*Directive*. Check every line of the material below for "shield". Give the number of lines that have it, and only that.

* * *

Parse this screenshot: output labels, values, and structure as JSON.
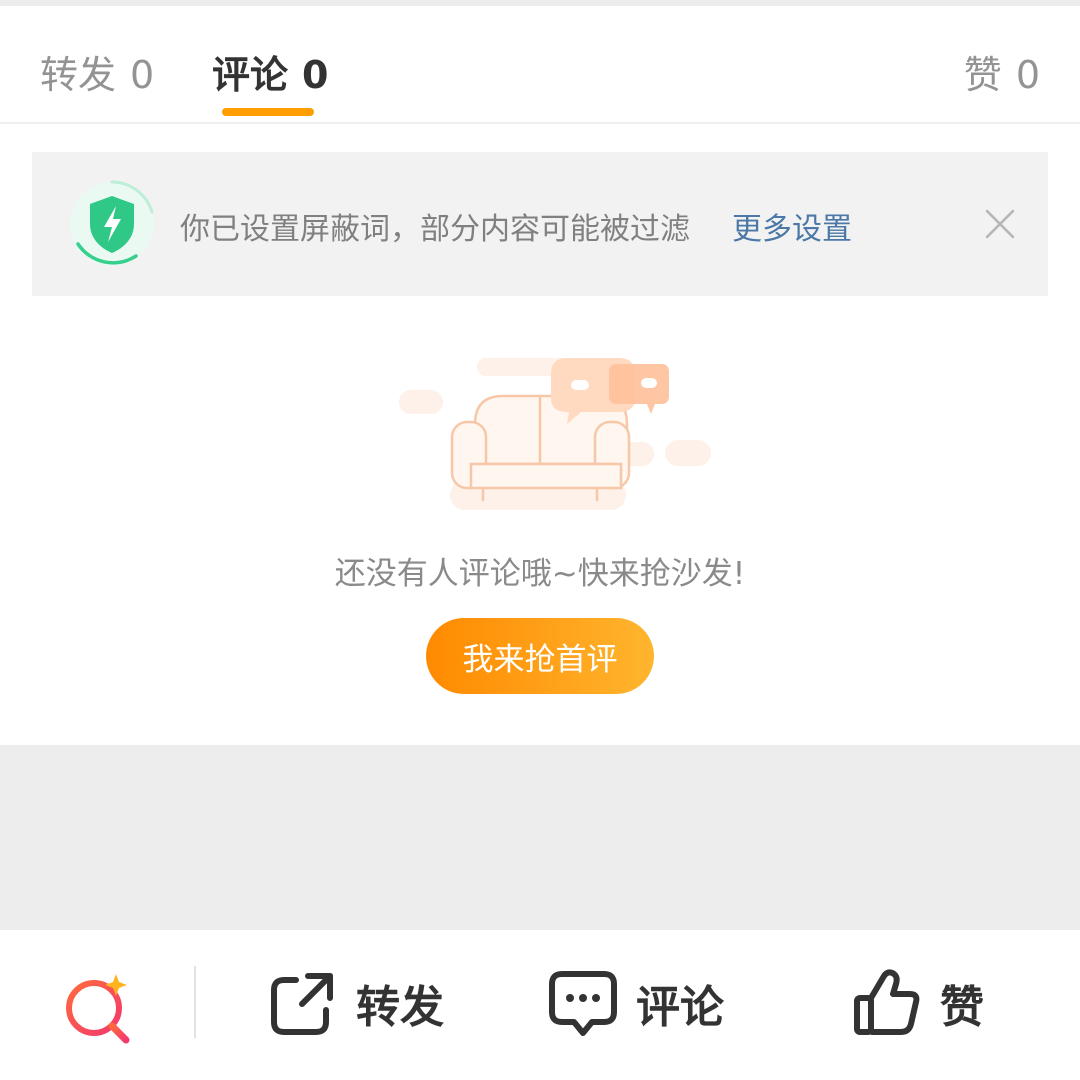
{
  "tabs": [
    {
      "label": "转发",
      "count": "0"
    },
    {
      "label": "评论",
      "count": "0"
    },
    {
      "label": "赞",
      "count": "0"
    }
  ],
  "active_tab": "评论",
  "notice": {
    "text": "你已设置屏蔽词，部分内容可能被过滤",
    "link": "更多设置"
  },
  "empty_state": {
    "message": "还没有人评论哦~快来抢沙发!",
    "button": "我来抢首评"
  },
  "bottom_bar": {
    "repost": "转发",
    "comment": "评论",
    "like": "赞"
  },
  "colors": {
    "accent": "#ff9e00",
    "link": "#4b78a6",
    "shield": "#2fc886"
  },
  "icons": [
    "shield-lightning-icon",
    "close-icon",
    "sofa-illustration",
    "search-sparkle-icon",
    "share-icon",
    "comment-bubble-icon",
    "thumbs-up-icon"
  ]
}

* * *

*Output of the task*. 2